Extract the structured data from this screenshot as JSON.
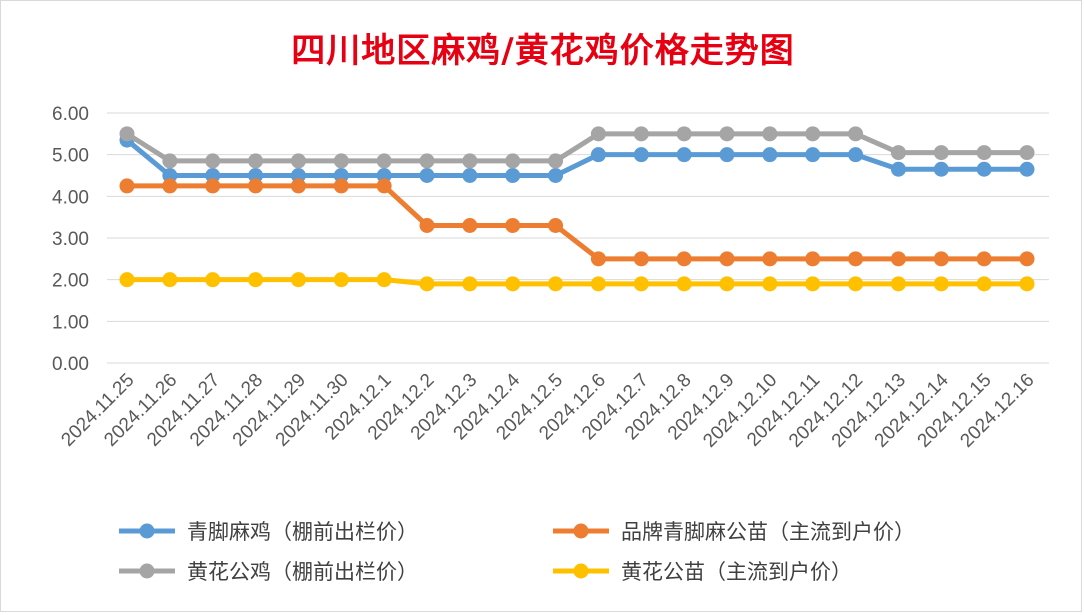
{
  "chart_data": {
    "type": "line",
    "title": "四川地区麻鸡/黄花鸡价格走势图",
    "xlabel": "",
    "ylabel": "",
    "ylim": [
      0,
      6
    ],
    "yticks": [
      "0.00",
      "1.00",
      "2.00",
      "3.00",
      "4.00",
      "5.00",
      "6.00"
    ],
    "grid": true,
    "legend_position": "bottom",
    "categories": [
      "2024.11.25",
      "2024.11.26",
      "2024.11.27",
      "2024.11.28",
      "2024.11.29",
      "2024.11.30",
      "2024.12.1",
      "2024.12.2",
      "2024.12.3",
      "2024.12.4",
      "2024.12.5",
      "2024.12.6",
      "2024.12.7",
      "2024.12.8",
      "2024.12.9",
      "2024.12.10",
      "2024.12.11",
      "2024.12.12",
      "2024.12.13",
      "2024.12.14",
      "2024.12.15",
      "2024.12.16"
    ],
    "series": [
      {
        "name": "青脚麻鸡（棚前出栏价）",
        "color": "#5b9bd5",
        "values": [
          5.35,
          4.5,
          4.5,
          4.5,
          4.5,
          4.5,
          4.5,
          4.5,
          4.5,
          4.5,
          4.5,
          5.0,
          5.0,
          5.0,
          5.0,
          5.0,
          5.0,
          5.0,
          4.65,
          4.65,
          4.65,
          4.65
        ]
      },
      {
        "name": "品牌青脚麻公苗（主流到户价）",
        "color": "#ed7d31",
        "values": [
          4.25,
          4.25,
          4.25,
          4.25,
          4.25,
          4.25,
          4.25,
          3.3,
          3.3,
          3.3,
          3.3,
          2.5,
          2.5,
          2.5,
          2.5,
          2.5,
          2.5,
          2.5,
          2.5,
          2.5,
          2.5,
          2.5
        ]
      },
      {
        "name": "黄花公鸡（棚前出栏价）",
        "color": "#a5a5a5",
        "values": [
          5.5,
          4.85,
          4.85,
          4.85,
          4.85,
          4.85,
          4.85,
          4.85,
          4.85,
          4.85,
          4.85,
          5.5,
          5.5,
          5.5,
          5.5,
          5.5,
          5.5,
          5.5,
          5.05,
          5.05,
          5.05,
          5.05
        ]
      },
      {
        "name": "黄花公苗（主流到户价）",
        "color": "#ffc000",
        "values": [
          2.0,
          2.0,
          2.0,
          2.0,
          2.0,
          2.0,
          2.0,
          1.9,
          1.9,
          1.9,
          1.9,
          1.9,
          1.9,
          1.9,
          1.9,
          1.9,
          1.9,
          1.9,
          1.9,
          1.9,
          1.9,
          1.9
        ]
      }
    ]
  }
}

----------

Determine the count of lines in the data above with the string "name" in them, and give that count alone.

4